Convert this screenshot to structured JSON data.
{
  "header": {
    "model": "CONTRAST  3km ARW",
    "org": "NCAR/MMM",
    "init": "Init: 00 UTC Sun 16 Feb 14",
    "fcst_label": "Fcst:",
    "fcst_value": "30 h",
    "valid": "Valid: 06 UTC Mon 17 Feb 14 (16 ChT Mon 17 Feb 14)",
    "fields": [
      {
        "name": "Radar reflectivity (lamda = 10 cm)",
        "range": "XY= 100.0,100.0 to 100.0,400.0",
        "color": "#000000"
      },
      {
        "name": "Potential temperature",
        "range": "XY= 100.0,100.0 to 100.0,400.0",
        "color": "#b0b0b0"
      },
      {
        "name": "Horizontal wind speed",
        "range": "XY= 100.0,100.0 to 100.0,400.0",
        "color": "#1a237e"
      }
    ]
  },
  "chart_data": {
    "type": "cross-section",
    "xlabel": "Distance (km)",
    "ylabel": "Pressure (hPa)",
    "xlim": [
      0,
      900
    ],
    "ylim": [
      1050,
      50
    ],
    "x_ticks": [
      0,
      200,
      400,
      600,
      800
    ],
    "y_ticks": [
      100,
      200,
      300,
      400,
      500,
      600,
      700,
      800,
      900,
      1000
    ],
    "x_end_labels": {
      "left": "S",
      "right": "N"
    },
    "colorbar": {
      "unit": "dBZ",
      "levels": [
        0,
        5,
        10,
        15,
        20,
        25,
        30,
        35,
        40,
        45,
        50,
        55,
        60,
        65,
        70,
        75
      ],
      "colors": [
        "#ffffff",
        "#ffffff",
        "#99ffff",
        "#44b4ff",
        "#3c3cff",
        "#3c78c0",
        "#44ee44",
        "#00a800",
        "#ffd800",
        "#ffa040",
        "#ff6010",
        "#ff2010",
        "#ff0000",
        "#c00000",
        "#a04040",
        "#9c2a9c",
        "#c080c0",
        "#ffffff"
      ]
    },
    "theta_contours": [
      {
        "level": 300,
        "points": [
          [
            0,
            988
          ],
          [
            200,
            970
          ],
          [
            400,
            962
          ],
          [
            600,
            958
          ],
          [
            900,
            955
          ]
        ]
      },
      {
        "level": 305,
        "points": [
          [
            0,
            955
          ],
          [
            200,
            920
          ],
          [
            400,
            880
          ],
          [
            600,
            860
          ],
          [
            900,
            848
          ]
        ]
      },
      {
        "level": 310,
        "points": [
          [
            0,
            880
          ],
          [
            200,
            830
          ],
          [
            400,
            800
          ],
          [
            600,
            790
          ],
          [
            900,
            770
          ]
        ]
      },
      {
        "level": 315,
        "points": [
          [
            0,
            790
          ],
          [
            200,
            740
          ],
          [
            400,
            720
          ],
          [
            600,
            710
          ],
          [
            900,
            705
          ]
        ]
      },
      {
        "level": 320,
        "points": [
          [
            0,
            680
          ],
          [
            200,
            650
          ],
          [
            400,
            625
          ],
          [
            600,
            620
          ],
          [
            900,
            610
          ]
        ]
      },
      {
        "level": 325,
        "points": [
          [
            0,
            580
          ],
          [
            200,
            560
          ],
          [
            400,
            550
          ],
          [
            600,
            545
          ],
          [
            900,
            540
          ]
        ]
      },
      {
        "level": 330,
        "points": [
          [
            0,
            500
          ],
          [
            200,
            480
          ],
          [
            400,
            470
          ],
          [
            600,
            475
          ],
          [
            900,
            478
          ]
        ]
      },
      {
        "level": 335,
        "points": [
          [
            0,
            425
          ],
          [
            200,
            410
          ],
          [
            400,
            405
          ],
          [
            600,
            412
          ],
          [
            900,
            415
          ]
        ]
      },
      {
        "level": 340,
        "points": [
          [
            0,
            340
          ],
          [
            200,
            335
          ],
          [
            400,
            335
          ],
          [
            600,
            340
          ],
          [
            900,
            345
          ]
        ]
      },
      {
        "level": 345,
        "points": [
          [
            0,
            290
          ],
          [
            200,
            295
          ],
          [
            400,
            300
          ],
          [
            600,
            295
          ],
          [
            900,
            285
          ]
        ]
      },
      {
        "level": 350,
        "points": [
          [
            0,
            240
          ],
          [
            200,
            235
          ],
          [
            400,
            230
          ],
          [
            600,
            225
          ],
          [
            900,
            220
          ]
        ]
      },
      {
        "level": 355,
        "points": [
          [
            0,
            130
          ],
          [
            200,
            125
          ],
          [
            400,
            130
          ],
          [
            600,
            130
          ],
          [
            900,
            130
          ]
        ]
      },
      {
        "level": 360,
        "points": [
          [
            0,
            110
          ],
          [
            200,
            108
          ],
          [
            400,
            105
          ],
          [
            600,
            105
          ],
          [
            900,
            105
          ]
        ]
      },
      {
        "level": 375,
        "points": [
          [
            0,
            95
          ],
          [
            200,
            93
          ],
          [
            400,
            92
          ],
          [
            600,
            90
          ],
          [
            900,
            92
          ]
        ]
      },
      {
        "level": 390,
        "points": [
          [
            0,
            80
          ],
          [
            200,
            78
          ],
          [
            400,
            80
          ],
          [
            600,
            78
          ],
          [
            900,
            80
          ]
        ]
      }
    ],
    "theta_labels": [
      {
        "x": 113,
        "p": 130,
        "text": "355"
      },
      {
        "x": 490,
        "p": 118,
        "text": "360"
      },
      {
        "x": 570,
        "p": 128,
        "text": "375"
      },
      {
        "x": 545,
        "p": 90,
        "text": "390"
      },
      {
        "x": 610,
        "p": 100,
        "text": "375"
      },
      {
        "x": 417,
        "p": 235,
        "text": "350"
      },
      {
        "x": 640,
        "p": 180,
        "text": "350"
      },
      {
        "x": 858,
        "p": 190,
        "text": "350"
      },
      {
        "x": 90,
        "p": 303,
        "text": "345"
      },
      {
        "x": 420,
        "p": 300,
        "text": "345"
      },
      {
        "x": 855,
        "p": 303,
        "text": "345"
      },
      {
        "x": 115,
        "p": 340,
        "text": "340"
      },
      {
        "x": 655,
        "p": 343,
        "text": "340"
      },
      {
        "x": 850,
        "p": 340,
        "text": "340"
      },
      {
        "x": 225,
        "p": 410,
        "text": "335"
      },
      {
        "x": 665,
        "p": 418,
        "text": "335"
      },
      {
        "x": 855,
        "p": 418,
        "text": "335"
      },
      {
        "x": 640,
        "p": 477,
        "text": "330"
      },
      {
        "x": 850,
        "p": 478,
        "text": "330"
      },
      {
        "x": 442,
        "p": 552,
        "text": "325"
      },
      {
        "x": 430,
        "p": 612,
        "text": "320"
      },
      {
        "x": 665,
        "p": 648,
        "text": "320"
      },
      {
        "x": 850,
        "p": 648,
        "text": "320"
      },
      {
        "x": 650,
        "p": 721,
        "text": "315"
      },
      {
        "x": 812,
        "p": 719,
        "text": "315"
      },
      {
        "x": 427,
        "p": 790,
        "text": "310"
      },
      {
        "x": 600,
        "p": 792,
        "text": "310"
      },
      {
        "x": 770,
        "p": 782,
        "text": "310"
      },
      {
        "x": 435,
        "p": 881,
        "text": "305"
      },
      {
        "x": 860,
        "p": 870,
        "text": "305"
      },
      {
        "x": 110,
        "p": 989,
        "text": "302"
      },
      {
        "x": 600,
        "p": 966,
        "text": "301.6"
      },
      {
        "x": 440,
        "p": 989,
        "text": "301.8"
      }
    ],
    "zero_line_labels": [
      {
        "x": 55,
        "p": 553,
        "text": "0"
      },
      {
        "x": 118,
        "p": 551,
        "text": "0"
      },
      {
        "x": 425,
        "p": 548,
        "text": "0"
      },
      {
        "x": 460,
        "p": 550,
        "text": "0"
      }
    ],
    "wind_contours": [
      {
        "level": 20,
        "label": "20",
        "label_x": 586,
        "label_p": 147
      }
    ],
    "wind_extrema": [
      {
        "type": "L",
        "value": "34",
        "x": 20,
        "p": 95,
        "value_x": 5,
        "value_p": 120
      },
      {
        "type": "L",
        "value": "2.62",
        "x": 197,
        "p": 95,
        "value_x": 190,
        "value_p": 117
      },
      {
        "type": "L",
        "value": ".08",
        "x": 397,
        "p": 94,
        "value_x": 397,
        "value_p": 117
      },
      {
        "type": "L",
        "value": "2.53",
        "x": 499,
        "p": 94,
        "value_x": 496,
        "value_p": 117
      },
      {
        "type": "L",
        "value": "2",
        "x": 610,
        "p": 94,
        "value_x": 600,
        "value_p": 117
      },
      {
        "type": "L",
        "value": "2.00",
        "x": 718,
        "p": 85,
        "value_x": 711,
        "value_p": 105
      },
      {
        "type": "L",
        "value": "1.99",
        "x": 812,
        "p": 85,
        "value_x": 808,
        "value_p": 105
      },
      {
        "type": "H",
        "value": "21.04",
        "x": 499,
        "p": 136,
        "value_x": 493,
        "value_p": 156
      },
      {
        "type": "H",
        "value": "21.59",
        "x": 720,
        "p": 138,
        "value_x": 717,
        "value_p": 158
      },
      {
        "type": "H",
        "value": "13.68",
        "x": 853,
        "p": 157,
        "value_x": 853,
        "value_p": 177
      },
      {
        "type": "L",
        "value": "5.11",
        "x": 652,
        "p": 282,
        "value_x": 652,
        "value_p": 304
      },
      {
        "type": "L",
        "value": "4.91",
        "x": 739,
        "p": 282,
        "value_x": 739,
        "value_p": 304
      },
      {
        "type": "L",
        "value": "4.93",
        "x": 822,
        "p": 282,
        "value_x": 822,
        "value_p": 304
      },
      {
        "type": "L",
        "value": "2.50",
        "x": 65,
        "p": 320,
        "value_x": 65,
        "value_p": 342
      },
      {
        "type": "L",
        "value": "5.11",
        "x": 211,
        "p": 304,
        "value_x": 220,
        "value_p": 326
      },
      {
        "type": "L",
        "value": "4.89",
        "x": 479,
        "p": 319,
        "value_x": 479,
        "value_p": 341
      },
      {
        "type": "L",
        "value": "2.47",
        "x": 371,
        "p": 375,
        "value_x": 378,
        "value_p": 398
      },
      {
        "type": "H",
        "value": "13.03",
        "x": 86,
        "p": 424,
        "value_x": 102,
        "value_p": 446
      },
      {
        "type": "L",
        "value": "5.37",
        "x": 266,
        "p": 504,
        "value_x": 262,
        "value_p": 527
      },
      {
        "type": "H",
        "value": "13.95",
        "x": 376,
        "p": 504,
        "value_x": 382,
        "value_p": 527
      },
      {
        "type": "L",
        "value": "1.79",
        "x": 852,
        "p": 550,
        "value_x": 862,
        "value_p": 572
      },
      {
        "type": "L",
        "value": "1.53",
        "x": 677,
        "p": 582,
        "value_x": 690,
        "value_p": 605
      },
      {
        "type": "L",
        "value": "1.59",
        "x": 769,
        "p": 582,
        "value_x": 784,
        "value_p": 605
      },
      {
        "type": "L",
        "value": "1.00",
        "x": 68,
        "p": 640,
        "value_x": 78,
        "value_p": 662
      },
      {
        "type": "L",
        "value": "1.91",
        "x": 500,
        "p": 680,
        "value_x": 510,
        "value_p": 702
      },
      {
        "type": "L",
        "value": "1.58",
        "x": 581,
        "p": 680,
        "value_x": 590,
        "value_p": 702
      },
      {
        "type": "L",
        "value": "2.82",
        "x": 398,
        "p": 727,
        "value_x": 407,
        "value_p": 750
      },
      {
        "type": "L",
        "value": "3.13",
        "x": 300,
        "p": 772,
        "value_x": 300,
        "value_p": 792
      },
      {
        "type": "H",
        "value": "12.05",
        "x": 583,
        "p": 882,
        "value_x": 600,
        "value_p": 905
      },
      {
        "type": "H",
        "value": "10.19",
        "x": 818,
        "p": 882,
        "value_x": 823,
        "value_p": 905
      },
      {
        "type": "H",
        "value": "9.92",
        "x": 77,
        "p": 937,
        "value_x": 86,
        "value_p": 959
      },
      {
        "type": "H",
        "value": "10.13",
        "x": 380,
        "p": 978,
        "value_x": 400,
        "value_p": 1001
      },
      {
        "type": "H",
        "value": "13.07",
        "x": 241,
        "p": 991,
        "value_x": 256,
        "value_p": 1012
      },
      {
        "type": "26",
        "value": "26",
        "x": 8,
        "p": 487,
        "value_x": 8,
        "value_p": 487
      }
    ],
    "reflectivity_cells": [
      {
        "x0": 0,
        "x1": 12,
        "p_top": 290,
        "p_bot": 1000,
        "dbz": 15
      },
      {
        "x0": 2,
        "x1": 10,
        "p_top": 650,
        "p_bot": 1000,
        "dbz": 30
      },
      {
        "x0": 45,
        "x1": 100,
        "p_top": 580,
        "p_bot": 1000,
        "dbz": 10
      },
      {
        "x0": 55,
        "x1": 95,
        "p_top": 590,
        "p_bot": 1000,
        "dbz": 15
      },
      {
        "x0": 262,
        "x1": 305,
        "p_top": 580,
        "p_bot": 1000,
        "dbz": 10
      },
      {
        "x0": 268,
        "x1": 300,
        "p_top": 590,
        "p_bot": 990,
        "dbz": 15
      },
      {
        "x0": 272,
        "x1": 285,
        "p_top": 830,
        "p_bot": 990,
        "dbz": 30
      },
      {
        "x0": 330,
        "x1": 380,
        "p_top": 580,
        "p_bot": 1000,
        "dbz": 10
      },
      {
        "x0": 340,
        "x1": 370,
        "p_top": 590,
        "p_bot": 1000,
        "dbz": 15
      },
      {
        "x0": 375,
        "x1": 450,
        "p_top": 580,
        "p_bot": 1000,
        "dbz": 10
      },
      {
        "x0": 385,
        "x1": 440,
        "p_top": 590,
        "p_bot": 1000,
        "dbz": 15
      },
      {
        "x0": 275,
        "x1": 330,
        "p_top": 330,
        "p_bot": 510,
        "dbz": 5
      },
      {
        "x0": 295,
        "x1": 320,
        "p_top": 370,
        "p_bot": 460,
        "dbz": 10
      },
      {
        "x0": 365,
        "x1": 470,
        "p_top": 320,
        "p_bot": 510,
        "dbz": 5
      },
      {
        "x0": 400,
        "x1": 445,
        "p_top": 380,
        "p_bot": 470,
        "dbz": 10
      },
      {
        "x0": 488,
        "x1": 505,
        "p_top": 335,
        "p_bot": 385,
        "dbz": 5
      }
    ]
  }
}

______________________________

Short task: Some lines of the data may hold the word "name". Say how many do, with nothing else.

Answer to the exercise: 3